§ Do this: Reproduce this listing in full.

§ Records supplied:
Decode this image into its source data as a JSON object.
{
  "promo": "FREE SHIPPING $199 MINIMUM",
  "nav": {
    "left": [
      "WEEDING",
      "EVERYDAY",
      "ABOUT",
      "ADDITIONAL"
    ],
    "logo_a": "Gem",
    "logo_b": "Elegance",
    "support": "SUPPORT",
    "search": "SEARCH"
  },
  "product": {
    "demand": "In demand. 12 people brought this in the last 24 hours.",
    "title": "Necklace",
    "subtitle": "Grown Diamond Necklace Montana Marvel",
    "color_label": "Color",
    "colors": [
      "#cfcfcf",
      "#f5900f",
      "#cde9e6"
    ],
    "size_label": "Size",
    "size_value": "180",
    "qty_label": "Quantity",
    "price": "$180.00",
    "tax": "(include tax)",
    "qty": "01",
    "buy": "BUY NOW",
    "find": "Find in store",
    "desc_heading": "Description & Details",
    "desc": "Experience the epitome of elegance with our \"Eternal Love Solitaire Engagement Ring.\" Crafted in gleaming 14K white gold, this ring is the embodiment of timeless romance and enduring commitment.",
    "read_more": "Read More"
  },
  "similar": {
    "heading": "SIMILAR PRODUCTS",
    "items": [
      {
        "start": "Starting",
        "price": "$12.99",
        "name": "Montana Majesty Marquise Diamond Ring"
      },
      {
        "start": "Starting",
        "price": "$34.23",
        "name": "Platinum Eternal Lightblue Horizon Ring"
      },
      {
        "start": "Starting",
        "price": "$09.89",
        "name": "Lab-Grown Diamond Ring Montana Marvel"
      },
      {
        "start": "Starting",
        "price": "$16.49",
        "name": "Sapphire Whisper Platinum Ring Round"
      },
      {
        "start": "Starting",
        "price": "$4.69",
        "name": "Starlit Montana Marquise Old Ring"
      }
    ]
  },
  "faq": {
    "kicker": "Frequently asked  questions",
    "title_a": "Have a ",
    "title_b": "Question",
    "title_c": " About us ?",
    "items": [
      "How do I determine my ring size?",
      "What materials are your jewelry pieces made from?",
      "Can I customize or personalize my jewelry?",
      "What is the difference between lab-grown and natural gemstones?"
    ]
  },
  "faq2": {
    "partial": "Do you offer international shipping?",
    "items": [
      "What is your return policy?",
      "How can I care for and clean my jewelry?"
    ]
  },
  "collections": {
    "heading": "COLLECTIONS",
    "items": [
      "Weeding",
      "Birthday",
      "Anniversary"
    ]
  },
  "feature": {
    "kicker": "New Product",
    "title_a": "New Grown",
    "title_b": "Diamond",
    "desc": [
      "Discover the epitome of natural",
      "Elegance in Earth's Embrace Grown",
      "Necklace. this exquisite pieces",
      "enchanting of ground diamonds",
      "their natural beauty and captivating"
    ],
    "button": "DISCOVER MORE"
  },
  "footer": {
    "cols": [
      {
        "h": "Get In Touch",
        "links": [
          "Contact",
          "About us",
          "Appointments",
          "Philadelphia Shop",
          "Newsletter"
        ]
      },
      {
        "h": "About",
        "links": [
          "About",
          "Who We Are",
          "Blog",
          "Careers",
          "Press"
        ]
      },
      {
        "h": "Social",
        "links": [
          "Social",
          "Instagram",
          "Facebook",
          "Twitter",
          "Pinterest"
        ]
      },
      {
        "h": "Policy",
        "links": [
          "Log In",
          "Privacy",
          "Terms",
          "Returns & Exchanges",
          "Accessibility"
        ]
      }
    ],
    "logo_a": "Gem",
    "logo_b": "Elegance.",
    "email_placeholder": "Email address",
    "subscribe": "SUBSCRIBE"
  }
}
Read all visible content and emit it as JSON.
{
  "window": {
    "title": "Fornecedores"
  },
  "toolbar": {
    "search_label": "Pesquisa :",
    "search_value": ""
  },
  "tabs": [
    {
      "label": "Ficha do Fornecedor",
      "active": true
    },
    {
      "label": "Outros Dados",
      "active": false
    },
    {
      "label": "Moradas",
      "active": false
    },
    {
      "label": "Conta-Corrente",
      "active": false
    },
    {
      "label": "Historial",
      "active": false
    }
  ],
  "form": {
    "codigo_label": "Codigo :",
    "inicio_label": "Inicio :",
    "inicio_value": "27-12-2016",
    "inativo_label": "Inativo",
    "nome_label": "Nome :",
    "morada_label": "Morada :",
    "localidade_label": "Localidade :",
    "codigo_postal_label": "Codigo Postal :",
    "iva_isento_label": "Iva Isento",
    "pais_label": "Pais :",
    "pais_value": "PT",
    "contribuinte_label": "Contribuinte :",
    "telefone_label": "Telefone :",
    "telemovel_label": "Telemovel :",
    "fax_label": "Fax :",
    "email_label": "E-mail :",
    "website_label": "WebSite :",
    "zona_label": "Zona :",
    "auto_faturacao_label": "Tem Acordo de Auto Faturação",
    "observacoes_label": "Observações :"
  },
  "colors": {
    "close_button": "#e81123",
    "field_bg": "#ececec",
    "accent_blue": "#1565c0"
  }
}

§ Answer to this task:
Decode this image into its source data as a JSON object.
{
  "promo": "FREE SHIPPING $199 MINIMUM",
  "nav": {
    "left": [
      "WEEDING",
      "EVERYDAY",
      "ABOUT",
      "ADDITIONAL"
    ],
    "logo_a": "Gem",
    "logo_b": "Elegance",
    "support": "SUPPORT",
    "search": "SEARCH"
  },
  "product": {
    "demand": "In demand. 12 people brought this in the last 24 hours.",
    "title": "Necklace",
    "subtitle": "Grown Diamond Necklace Montana Marvel",
    "color_label": "Color",
    "colors": [
      "#cfcfcf",
      "#f5900f",
      "#cde9e6"
    ],
    "size_label": "Size",
    "size_value": "180",
    "qty_label": "Quantity",
    "price": "$180.00",
    "tax": "(include tax)",
    "qty": "01",
    "buy": "BUY NOW",
    "find": "Find in store",
    "desc_heading": "Description & Details",
    "desc": "Experience the epitome of elegance with our \"Eternal Love Solitaire Engagement Ring.\" Crafted in gleaming 14K white gold, this ring is the embodiment of timeless romance and enduring commitment.",
    "read_more": "Read More"
  },
  "similar": {
    "heading": "SIMILAR PRODUCTS",
    "items": [
      {
        "start": "Starting",
        "price": "$12.99",
        "name": "Montana Majesty Marquise Diamond Ring"
      },
      {
        "start": "Starting",
        "price": "$34.23",
        "name": "Platinum Eternal Lightblue Horizon Ring"
      },
      {
        "start": "Starting",
        "price": "$09.89",
        "name": "Lab-Grown Diamond Ring Montana Marvel"
      },
      {
        "start": "Starting",
        "price": "$16.49",
        "name": "Sapphire Whisper Platinum Ring Round"
      },
      {
        "start": "Starting",
        "price": "$4.69",
        "name": "Starlit Montana Marquise Old Ring"
      }
    ]
  },
  "faq": {
    "kicker": "Frequently asked  questions",
    "title_a": "Have a ",
    "title_b": "Question",
    "title_c": " About us ?",
    "items": [
      "How do I determine my ring size?",
      "What materials are your jewelry pieces made from?",
      "Can I customize or personalize my jewelry?",
      "What is the difference between lab-grown and natural gemstones?"
    ]
  },
  "faq2": {
    "partial": "Do you offer international shipping?",
    "items": [
      "What is your return policy?",
      "How can I care for and clean my jewelry?"
    ]
  },
  "collections": {
    "heading": "COLLECTIONS",
    "items": [
      "Weeding",
      "Birthday",
      "Anniversary"
    ]
  },
  "feature": {
    "kicker": "New Product",
    "title_a": "New Grown",
    "title_b": "Diamond",
    "desc": [
      "Discover the epitome of natural",
      "Elegance in Earth's Embrace Grown",
      "Necklace. this exquisite pieces",
      "enchanting of ground diamonds",
      "their natural beauty and captivating"
    ],
    "button": "DISCOVER MORE"
  },
  "footer": {
    "cols": [
      {
        "h": "Get In Touch",
        "links": [
          "Contact",
          "About us",
          "Appointments",
          "Philadelphia Shop",
          "Newsletter"
        ]
      },
      {
        "h": "About",
        "links": [
          "About",
          "Who We Are",
          "Blog",
          "Careers",
          "Press"
        ]
      },
      {
        "h": "Social",
        "links": [
          "Social",
          "Instagram",
          "Facebook",
          "Twitter",
          "Pinterest"
        ]
      },
      {
        "h": "Policy",
        "links": [
          "Log In",
          "Privacy",
          "Terms",
          "Returns & Exchanges",
          "Accessibility"
        ]
      }
    ],
    "logo_a": "Gem",
    "logo_b": "Elegance.",
    "email_placeholder": "Email address",
    "subscribe": "SUBSCRIBE"
  }
}
Read all visible content and emit it as JSON.
{
  "window": {
    "title": "Fornecedores"
  },
  "toolbar": {
    "search_label": "Pesquisa :",
    "search_value": ""
  },
  "tabs": [
    {
      "label": "Ficha do Fornecedor",
      "active": true
    },
    {
      "label": "Outros Dados",
      "active": false
    },
    {
      "label": "Moradas",
      "active": false
    },
    {
      "label": "Conta-Corrente",
      "active": false
    },
    {
      "label": "Historial",
      "active": false
    }
  ],
  "form": {
    "codigo_label": "Codigo :",
    "inicio_label": "Inicio :",
    "inicio_value": "27-12-2016",
    "inativo_label": "Inativo",
    "nome_label": "Nome :",
    "morada_label": "Morada :",
    "localidade_label": "Localidade :",
    "codigo_postal_label": "Codigo Postal :",
    "iva_isento_label": "Iva Isento",
    "pais_label": "Pais :",
    "pais_value": "PT",
    "contribuinte_label": "Contribuinte :",
    "telefone_label": "Telefone :",
    "telemovel_label": "Telemovel :",
    "fax_label": "Fax :",
    "email_label": "E-mail :",
    "website_label": "WebSite :",
    "zona_label": "Zona :",
    "auto_faturacao_label": "Tem Acordo de Auto Faturação",
    "observacoes_label": "Observações :"
  },
  "colors": {
    "close_button": "#e81123",
    "field_bg": "#ececec",
    "accent_blue": "#1565c0"
  }
}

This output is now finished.